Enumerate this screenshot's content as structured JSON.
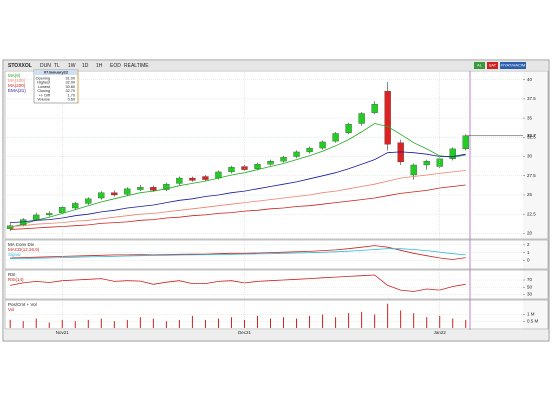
{
  "toolbar": {
    "symbol": "STOXXOL",
    "items": [
      "DUN",
      "TL",
      "1W",
      "1D",
      "1H",
      "EOD",
      "REALTIME"
    ],
    "right_items": [
      "AL",
      "SAT",
      "FİYAT/HACIM"
    ]
  },
  "info_box": {
    "date": "07January22",
    "rows": [
      [
        "Opening",
        "31.00"
      ],
      [
        "Highest",
        "32.90"
      ],
      [
        "Lowest",
        "30.80"
      ],
      [
        "Closing",
        "32.70"
      ],
      [
        "+/- Diff",
        "1.70"
      ],
      [
        "Volume",
        "0.60"
      ]
    ]
  },
  "chart_data": [
    {
      "type": "candlestick",
      "up_color": "#22cc22",
      "down_color": "#dd2222",
      "xlim": [
        -0.4,
        39.4
      ],
      "ylim": [
        19.4,
        41
      ],
      "yticks": [
        20,
        22.5,
        25,
        27.5,
        30,
        32.5,
        35,
        37.5,
        40
      ],
      "grid": true,
      "last_price": 32.7,
      "open": [
        20.6,
        21.1,
        21.8,
        22.4,
        22.7,
        23.3,
        23.9,
        24.6,
        25.3,
        25.1,
        25.7,
        26.0,
        25.7,
        26.5,
        27.2,
        27.4,
        27.2,
        28.0,
        28.7,
        28.4,
        29.0,
        29.4,
        30.0,
        30.6,
        31.1,
        32.0,
        33.1,
        34.3,
        35.7,
        38.5,
        31.8,
        27.6,
        28.9,
        28.7,
        29.7,
        31.0
      ],
      "high": [
        21.4,
        22.0,
        22.7,
        22.9,
        23.6,
        24.1,
        24.7,
        25.5,
        25.6,
        26.0,
        26.3,
        26.2,
        26.6,
        27.4,
        27.4,
        27.6,
        28.2,
        28.8,
        28.9,
        29.2,
        29.6,
        30.1,
        30.8,
        31.3,
        32.1,
        33.2,
        34.4,
        35.8,
        37.2,
        39.7,
        32.2,
        29.1,
        29.6,
        29.9,
        31.2,
        32.9
      ],
      "low": [
        20.3,
        20.9,
        21.6,
        22.2,
        22.5,
        23.1,
        23.7,
        24.4,
        24.8,
        24.9,
        25.5,
        25.4,
        25.5,
        26.3,
        26.7,
        26.8,
        27.0,
        27.8,
        28.1,
        28.2,
        28.8,
        29.2,
        29.8,
        30.4,
        30.9,
        31.8,
        32.9,
        34.0,
        35.5,
        30.8,
        28.9,
        27.0,
        28.3,
        28.5,
        29.5,
        30.8
      ],
      "close": [
        21.0,
        21.8,
        22.4,
        22.6,
        23.4,
        23.9,
        24.5,
        25.3,
        25.0,
        25.8,
        26.0,
        25.6,
        26.4,
        27.2,
        26.9,
        27.0,
        28.0,
        28.6,
        28.3,
        29.0,
        29.4,
        29.9,
        30.6,
        31.1,
        31.9,
        33.0,
        34.2,
        35.6,
        36.8,
        31.6,
        29.3,
        28.9,
        29.4,
        29.7,
        31.0,
        32.7
      ],
      "series": [
        {
          "name": "MA(9)",
          "color": "#22aa22",
          "values": [
            20.8,
            21.2,
            21.7,
            22.1,
            22.6,
            23.1,
            23.6,
            24.1,
            24.5,
            24.9,
            25.3,
            25.5,
            25.8,
            26.2,
            26.5,
            26.8,
            27.2,
            27.6,
            27.9,
            28.3,
            28.7,
            29.1,
            29.6,
            30.1,
            30.7,
            31.4,
            32.2,
            33.2,
            34.3,
            33.9,
            32.9,
            31.8,
            31.0,
            30.1,
            29.9,
            30.2
          ]
        },
        {
          "name": "MA(100)",
          "color": "#f08070",
          "values": [
            20.9,
            21.0,
            21.2,
            21.3,
            21.4,
            21.6,
            21.7,
            21.9,
            22.1,
            22.3,
            22.5,
            22.6,
            22.8,
            23.0,
            23.2,
            23.4,
            23.6,
            23.8,
            24.0,
            24.2,
            24.4,
            24.6,
            24.8,
            25.0,
            25.3,
            25.5,
            25.8,
            26.1,
            26.4,
            26.8,
            27.2,
            27.4,
            27.6,
            27.8,
            28.0,
            28.2
          ]
        },
        {
          "name": "MA(200)",
          "color": "#cc2222",
          "values": [
            20.5,
            20.6,
            20.7,
            20.8,
            20.9,
            21.0,
            21.1,
            21.3,
            21.4,
            21.5,
            21.7,
            21.8,
            22.0,
            22.1,
            22.3,
            22.4,
            22.6,
            22.7,
            22.9,
            23.0,
            23.2,
            23.3,
            23.5,
            23.6,
            23.8,
            24.0,
            24.2,
            24.4,
            24.6,
            24.9,
            25.2,
            25.4,
            25.6,
            25.9,
            26.1,
            26.3
          ]
        },
        {
          "name": "EMA(21)",
          "color": "#1a1aa0",
          "values": [
            21.4,
            21.5,
            21.7,
            21.8,
            22.0,
            22.3,
            22.5,
            22.8,
            23.0,
            23.3,
            23.5,
            23.7,
            24.0,
            24.3,
            24.5,
            24.8,
            25.0,
            25.3,
            25.5,
            25.8,
            26.1,
            26.4,
            26.7,
            27.1,
            27.5,
            27.9,
            28.4,
            29.0,
            29.6,
            30.5,
            30.6,
            30.5,
            30.3,
            30.0,
            30.0,
            30.3
          ]
        }
      ]
    },
    {
      "type": "line",
      "title": "MA Conv Div",
      "xlim": [
        -0.4,
        39.4
      ],
      "ylim": [
        -1,
        2.5
      ],
      "yticks": [
        0,
        1,
        2
      ],
      "grid": true,
      "series": [
        {
          "name": "MACD(12,26,9)",
          "color": "#cc2222",
          "values": [
            0.3,
            0.35,
            0.4,
            0.45,
            0.5,
            0.55,
            0.6,
            0.65,
            0.7,
            0.7,
            0.72,
            0.7,
            0.72,
            0.78,
            0.8,
            0.8,
            0.85,
            0.9,
            0.9,
            0.95,
            1.0,
            1.05,
            1.1,
            1.15,
            1.25,
            1.35,
            1.5,
            1.7,
            1.9,
            1.7,
            1.3,
            0.9,
            0.6,
            0.3,
            0.1,
            0.35
          ]
        },
        {
          "name": "Signal",
          "color": "#33bbdd",
          "values": [
            0.2,
            0.23,
            0.27,
            0.3,
            0.35,
            0.4,
            0.44,
            0.48,
            0.52,
            0.56,
            0.6,
            0.62,
            0.65,
            0.68,
            0.7,
            0.72,
            0.75,
            0.78,
            0.8,
            0.83,
            0.86,
            0.9,
            0.94,
            0.98,
            1.03,
            1.1,
            1.18,
            1.28,
            1.4,
            1.5,
            1.5,
            1.4,
            1.25,
            1.05,
            0.85,
            0.7
          ]
        }
      ]
    },
    {
      "type": "line",
      "title": "RSI",
      "xlim": [
        -0.4,
        39.4
      ],
      "ylim": [
        20,
        95
      ],
      "yticks": [
        30,
        50,
        70
      ],
      "grid": true,
      "series": [
        {
          "name": "RSI(14)",
          "color": "#cc2222",
          "values": [
            55,
            62,
            66,
            63,
            68,
            70,
            72,
            74,
            66,
            68,
            67,
            58,
            64,
            68,
            60,
            60,
            66,
            68,
            62,
            66,
            68,
            70,
            72,
            74,
            76,
            78,
            80,
            82,
            84,
            55,
            42,
            38,
            45,
            42,
            52,
            58
          ]
        }
      ]
    },
    {
      "type": "bar",
      "title": "Pos/Cmt + Vol",
      "xlim": [
        -0.4,
        39.4
      ],
      "ylim": [
        0,
        2
      ],
      "yticks": [
        {
          "value": 0.5,
          "label": "0.5 M"
        },
        {
          "value": 1,
          "label": "1 M"
        }
      ],
      "grid": true,
      "xticks": [
        {
          "value": 4,
          "label": "Nov21"
        },
        {
          "value": 18,
          "label": "Dec21"
        },
        {
          "value": 33,
          "label": "Jan22"
        }
      ],
      "series": [
        {
          "name": "Vol",
          "color": "#cc2222",
          "values": [
            0.6,
            0.5,
            0.7,
            0.4,
            0.6,
            0.5,
            0.6,
            0.7,
            0.5,
            0.6,
            0.8,
            0.7,
            0.5,
            0.6,
            0.9,
            0.6,
            0.7,
            0.8,
            0.6,
            0.9,
            0.7,
            0.8,
            0.7,
            0.9,
            1.0,
            0.8,
            1.1,
            1.2,
            1.0,
            1.8,
            1.3,
            1.1,
            0.8,
            0.9,
            0.7,
            0.6
          ]
        }
      ]
    }
  ]
}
※
TASK: Working from the entries above, return all lines that contain "type".

CORRECT OUTPUT:
      "type": "candlestick",
      "type": "line",
      "type": "line",
      "type": "bar",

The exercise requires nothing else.